* _WHAT NEEDS TO BE DONE_
Locate each line in the records containing "elokuussa". Copy it.

START EXTRACTED RECORDS

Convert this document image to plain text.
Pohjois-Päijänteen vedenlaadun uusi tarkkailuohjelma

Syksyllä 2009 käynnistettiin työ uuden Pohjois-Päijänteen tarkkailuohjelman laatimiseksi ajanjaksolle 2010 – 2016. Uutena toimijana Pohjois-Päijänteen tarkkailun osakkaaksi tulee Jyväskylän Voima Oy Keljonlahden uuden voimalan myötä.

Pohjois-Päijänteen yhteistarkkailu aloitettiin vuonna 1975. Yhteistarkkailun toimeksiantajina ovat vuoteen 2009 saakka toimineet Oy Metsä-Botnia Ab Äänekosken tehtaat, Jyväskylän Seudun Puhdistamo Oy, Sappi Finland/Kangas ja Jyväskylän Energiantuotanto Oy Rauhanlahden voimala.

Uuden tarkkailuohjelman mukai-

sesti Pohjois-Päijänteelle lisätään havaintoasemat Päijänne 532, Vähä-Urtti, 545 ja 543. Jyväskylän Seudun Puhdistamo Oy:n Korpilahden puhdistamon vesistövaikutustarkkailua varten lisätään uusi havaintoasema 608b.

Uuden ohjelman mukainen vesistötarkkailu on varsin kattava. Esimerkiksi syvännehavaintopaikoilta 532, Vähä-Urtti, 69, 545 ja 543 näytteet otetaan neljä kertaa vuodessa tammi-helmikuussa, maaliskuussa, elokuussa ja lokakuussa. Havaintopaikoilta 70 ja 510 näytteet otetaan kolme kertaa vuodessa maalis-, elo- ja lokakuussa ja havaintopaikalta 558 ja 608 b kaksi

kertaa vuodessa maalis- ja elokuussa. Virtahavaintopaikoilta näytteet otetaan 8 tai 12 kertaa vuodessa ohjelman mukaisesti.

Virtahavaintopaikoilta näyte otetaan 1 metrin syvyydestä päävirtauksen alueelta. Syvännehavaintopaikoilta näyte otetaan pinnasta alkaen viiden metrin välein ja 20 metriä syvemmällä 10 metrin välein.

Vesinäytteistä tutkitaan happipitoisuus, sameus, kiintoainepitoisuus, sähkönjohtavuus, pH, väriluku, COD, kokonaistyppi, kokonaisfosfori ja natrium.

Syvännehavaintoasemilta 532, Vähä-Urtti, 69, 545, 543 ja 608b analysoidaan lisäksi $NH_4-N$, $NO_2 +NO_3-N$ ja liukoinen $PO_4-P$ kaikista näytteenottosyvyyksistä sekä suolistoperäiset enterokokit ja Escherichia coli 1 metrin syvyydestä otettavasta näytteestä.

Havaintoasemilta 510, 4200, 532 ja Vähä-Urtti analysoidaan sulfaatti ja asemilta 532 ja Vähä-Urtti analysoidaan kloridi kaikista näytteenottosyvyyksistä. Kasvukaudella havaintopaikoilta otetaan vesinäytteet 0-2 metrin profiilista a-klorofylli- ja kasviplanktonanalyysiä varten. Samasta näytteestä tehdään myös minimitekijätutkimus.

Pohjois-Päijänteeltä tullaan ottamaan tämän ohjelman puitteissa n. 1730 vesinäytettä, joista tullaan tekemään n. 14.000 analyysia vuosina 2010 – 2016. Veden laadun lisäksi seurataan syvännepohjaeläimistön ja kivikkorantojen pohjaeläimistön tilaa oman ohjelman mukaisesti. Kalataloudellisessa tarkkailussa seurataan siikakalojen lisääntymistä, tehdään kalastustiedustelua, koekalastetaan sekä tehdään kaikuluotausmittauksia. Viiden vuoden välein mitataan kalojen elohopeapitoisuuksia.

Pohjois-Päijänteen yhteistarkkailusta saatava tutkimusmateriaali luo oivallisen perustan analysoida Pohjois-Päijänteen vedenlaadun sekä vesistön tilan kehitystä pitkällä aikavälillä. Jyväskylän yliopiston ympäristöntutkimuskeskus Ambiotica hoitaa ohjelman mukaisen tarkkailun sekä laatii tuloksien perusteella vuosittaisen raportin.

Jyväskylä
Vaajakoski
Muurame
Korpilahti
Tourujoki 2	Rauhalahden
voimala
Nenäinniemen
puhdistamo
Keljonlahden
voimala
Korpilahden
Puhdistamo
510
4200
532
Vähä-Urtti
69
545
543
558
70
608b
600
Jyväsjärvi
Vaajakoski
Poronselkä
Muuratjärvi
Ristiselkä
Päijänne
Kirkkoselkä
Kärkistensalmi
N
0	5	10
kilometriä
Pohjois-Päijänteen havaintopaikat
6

END EXTRACTED RECORDS

* _ANSWER TO THE PROBLEM_
Uuden ohjelman mukainen vesistötarkkailu on varsin kattava. Esimerkiksi syvännehavaintopaikoilta 532, Vähä-Urtti, 69, 545 ja 543 näytteet otetaan neljä kertaa vuodessa tammi-helmikuussa, maaliskuussa, elokuussa ja lokakuussa. Havaintopaikoilta 70 ja 510 näytteet otetaan kolme kertaa vuodessa maalis-, elo- ja lokakuussa ja havaintopaikalta 558 ja 608 b kaksi
kertaa vuodessa maalis- ja elokuussa. Virtahavaintopaikoilta näytteet otetaan 8 tai 12 kertaa vuodessa ohjelman mukaisesti.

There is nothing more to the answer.